Given request: Present the following data again exactly as it is shown.

Provided data:
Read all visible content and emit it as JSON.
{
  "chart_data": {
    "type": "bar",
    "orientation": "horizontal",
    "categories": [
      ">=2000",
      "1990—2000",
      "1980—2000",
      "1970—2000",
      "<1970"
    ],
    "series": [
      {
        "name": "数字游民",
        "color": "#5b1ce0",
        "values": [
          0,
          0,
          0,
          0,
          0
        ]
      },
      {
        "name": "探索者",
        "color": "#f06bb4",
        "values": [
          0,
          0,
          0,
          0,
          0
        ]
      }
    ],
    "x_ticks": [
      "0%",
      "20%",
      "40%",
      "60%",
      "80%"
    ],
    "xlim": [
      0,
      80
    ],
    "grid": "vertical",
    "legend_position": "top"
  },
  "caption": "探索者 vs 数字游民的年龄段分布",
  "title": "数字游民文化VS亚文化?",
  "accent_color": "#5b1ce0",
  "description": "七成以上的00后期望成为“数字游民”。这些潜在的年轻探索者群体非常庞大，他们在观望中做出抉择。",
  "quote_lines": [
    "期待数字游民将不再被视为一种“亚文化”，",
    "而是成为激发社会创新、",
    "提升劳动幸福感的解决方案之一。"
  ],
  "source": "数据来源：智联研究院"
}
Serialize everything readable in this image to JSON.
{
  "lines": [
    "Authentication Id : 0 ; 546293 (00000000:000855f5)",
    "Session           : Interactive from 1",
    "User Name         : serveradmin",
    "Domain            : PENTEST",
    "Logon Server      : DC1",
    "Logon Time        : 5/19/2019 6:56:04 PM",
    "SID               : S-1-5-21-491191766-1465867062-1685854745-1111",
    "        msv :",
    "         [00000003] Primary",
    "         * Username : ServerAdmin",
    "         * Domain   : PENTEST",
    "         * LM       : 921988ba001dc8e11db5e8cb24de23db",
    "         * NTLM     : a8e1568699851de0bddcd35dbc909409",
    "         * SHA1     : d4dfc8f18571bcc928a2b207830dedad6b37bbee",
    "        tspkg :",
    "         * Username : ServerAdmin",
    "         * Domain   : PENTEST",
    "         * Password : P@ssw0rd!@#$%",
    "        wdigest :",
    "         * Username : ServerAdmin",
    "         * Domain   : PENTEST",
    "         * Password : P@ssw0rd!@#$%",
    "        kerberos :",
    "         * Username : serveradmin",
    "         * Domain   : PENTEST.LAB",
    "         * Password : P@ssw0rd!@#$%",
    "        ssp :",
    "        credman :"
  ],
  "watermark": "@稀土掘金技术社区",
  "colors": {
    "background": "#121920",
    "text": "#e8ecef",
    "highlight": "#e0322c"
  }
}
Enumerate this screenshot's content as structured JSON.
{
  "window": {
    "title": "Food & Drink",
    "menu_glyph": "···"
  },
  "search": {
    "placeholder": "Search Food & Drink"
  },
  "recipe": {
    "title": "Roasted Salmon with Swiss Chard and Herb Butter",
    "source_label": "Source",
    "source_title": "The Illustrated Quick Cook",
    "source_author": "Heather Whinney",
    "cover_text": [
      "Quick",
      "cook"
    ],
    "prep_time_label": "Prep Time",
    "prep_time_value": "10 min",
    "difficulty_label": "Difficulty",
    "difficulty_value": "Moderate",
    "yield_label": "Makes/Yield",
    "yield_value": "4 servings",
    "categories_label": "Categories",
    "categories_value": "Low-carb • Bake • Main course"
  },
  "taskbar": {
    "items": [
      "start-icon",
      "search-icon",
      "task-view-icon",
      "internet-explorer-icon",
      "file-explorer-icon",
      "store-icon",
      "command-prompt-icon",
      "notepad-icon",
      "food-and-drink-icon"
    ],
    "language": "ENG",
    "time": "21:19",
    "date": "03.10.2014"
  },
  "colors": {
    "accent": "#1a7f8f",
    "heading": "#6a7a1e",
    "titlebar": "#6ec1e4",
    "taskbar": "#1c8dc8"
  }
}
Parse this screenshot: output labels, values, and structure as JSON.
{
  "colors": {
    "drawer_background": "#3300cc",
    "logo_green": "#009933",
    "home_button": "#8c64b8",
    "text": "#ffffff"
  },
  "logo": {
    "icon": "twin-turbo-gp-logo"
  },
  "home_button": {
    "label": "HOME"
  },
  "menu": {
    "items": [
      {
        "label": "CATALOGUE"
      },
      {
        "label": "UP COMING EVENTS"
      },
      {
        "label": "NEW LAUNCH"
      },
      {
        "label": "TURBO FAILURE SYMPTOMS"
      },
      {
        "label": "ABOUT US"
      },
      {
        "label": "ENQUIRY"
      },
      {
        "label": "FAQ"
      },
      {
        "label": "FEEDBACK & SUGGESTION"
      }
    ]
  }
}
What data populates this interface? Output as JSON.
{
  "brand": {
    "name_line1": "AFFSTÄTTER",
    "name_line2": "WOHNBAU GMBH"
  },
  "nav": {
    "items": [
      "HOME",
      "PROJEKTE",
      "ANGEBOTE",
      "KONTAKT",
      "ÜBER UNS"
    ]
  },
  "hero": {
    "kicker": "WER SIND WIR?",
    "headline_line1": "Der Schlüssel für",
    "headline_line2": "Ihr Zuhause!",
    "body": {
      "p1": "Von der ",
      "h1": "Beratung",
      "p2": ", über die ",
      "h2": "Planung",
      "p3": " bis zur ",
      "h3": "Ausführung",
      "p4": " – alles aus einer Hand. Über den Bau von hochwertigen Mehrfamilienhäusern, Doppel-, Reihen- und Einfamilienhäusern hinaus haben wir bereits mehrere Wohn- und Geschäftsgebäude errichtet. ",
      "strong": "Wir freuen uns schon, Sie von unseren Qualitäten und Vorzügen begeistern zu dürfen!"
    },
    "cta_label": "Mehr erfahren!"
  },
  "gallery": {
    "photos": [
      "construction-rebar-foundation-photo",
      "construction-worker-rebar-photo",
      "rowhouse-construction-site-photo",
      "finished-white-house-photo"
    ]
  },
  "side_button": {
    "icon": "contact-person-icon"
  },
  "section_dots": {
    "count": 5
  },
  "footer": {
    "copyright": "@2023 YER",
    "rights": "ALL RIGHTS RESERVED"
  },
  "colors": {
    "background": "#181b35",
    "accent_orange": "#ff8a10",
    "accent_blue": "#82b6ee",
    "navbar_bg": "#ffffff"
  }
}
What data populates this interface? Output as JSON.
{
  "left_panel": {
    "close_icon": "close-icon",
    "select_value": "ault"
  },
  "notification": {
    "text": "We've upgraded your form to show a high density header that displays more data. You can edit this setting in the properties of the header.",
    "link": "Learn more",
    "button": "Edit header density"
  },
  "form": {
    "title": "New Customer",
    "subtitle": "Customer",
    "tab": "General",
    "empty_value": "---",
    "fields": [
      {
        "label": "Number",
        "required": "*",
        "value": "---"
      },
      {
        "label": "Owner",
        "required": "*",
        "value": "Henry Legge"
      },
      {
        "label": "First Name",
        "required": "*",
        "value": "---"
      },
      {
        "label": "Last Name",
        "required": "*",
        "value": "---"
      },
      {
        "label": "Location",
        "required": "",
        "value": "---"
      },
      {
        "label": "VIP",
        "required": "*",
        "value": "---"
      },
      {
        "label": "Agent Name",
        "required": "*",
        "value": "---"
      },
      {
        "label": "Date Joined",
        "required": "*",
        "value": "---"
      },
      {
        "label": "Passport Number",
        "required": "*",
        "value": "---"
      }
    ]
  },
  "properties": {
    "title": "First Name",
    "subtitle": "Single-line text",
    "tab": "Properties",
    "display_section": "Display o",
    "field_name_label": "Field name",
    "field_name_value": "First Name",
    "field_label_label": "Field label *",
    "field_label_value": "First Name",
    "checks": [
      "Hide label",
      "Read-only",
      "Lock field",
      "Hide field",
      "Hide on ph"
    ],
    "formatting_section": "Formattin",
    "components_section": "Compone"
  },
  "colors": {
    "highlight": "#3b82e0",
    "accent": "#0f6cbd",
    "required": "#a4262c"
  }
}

Solved exercise:
Read all visible content and emit it as JSON.
{
  "chart_data": {
    "type": "bar",
    "orientation": "horizontal",
    "categories": [
      ">=2000",
      "1990—2000",
      "1980—2000",
      "1970—2000",
      "<1970"
    ],
    "series": [
      {
        "name": "数字游民",
        "color": "#5b1ce0",
        "values": [
          0,
          0,
          0,
          0,
          0
        ]
      },
      {
        "name": "探索者",
        "color": "#f06bb4",
        "values": [
          0,
          0,
          0,
          0,
          0
        ]
      }
    ],
    "x_ticks": [
      "0%",
      "20%",
      "40%",
      "60%",
      "80%"
    ],
    "xlim": [
      0,
      80
    ],
    "grid": "vertical",
    "legend_position": "top"
  },
  "caption": "探索者 vs 数字游民的年龄段分布",
  "title": "数字游民文化VS亚文化?",
  "accent_color": "#5b1ce0",
  "description": "七成以上的00后期望成为“数字游民”。这些潜在的年轻探索者群体非常庞大，他们在观望中做出抉择。",
  "quote_lines": [
    "期待数字游民将不再被视为一种“亚文化”，",
    "而是成为激发社会创新、",
    "提升劳动幸福感的解决方案之一。"
  ],
  "source": "数据来源：智联研究院"
}
Serialize everything readable in this image to JSON.
{
  "lines": [
    "Authentication Id : 0 ; 546293 (00000000:000855f5)",
    "Session           : Interactive from 1",
    "User Name         : serveradmin",
    "Domain            : PENTEST",
    "Logon Server      : DC1",
    "Logon Time        : 5/19/2019 6:56:04 PM",
    "SID               : S-1-5-21-491191766-1465867062-1685854745-1111",
    "        msv :",
    "         [00000003] Primary",
    "         * Username : ServerAdmin",
    "         * Domain   : PENTEST",
    "         * LM       : 921988ba001dc8e11db5e8cb24de23db",
    "         * NTLM     : a8e1568699851de0bddcd35dbc909409",
    "         * SHA1     : d4dfc8f18571bcc928a2b207830dedad6b37bbee",
    "        tspkg :",
    "         * Username : ServerAdmin",
    "         * Domain   : PENTEST",
    "         * Password : P@ssw0rd!@#$%",
    "        wdigest :",
    "         * Username : ServerAdmin",
    "         * Domain   : PENTEST",
    "         * Password : P@ssw0rd!@#$%",
    "        kerberos :",
    "         * Username : serveradmin",
    "         * Domain   : PENTEST.LAB",
    "         * Password : P@ssw0rd!@#$%",
    "        ssp :",
    "        credman :"
  ],
  "watermark": "@稀土掘金技术社区",
  "colors": {
    "background": "#121920",
    "text": "#e8ecef",
    "highlight": "#e0322c"
  }
}
Enumerate this screenshot's content as structured JSON.
{
  "window": {
    "title": "Food & Drink",
    "menu_glyph": "···"
  },
  "search": {
    "placeholder": "Search Food & Drink"
  },
  "recipe": {
    "title": "Roasted Salmon with Swiss Chard and Herb Butter",
    "source_label": "Source",
    "source_title": "The Illustrated Quick Cook",
    "source_author": "Heather Whinney",
    "cover_text": [
      "Quick",
      "cook"
    ],
    "prep_time_label": "Prep Time",
    "prep_time_value": "10 min",
    "difficulty_label": "Difficulty",
    "difficulty_value": "Moderate",
    "yield_label": "Makes/Yield",
    "yield_value": "4 servings",
    "categories_label": "Categories",
    "categories_value": "Low-carb • Bake • Main course"
  },
  "taskbar": {
    "items": [
      "start-icon",
      "search-icon",
      "task-view-icon",
      "internet-explorer-icon",
      "file-explorer-icon",
      "store-icon",
      "command-prompt-icon",
      "notepad-icon",
      "food-and-drink-icon"
    ],
    "language": "ENG",
    "time": "21:19",
    "date": "03.10.2014"
  },
  "colors": {
    "accent": "#1a7f8f",
    "heading": "#6a7a1e",
    "titlebar": "#6ec1e4",
    "taskbar": "#1c8dc8"
  }
}
Parse this screenshot: output labels, values, and structure as JSON.
{
  "colors": {
    "drawer_background": "#3300cc",
    "logo_green": "#009933",
    "home_button": "#8c64b8",
    "text": "#ffffff"
  },
  "logo": {
    "icon": "twin-turbo-gp-logo"
  },
  "home_button": {
    "label": "HOME"
  },
  "menu": {
    "items": [
      {
        "label": "CATALOGUE"
      },
      {
        "label": "UP COMING EVENTS"
      },
      {
        "label": "NEW LAUNCH"
      },
      {
        "label": "TURBO FAILURE SYMPTOMS"
      },
      {
        "label": "ABOUT US"
      },
      {
        "label": "ENQUIRY"
      },
      {
        "label": "FAQ"
      },
      {
        "label": "FEEDBACK & SUGGESTION"
      }
    ]
  }
}
What data populates this interface? Output as JSON.
{
  "brand": {
    "name_line1": "AFFSTÄTTER",
    "name_line2": "WOHNBAU GMBH"
  },
  "nav": {
    "items": [
      "HOME",
      "PROJEKTE",
      "ANGEBOTE",
      "KONTAKT",
      "ÜBER UNS"
    ]
  },
  "hero": {
    "kicker": "WER SIND WIR?",
    "headline_line1": "Der Schlüssel für",
    "headline_line2": "Ihr Zuhause!",
    "body": {
      "p1": "Von der ",
      "h1": "Beratung",
      "p2": ", über die ",
      "h2": "Planung",
      "p3": " bis zur ",
      "h3": "Ausführung",
      "p4": " – alles aus einer Hand. Über den Bau von hochwertigen Mehrfamilienhäusern, Doppel-, Reihen- und Einfamilienhäusern hinaus haben wir bereits mehrere Wohn- und Geschäftsgebäude errichtet. ",
      "strong": "Wir freuen uns schon, Sie von unseren Qualitäten und Vorzügen begeistern zu dürfen!"
    },
    "cta_label": "Mehr erfahren!"
  },
  "gallery": {
    "photos": [
      "construction-rebar-foundation-photo",
      "construction-worker-rebar-photo",
      "rowhouse-construction-site-photo",
      "finished-white-house-photo"
    ]
  },
  "side_button": {
    "icon": "contact-person-icon"
  },
  "section_dots": {
    "count": 5
  },
  "footer": {
    "copyright": "@2023 YER",
    "rights": "ALL RIGHTS RESERVED"
  },
  "colors": {
    "background": "#181b35",
    "accent_orange": "#ff8a10",
    "accent_blue": "#82b6ee",
    "navbar_bg": "#ffffff"
  }
}
What data populates this interface? Output as JSON.
{
  "left_panel": {
    "close_icon": "close-icon",
    "select_value": "ault"
  },
  "notification": {
    "text": "We've upgraded your form to show a high density header that displays more data. You can edit this setting in the properties of the header.",
    "link": "Learn more",
    "button": "Edit header density"
  },
  "form": {
    "title": "New Customer",
    "subtitle": "Customer",
    "tab": "General",
    "empty_value": "---",
    "fields": [
      {
        "label": "Number",
        "required": "*",
        "value": "---"
      },
      {
        "label": "Owner",
        "required": "*",
        "value": "Henry Legge"
      },
      {
        "label": "First Name",
        "required": "*",
        "value": "---"
      },
      {
        "label": "Last Name",
        "required": "*",
        "value": "---"
      },
      {
        "label": "Location",
        "required": "",
        "value": "---"
      },
      {
        "label": "VIP",
        "required": "*",
        "value": "---"
      },
      {
        "label": "Agent Name",
        "required": "*",
        "value": "---"
      },
      {
        "label": "Date Joined",
        "required": "*",
        "value": "---"
      },
      {
        "label": "Passport Number",
        "required": "*",
        "value": "---"
      }
    ]
  },
  "properties": {
    "title": "First Name",
    "subtitle": "Single-line text",
    "tab": "Properties",
    "display_section": "Display o",
    "field_name_label": "Field name",
    "field_name_value": "First Name",
    "field_label_label": "Field label *",
    "field_label_value": "First Name",
    "checks": [
      "Hide label",
      "Read-only",
      "Lock field",
      "Hide field",
      "Hide on ph"
    ],
    "formatting_section": "Formattin",
    "components_section": "Compone"
  },
  "colors": {
    "highlight": "#3b82e0",
    "accent": "#0f6cbd",
    "required": "#a4262c"
  }
}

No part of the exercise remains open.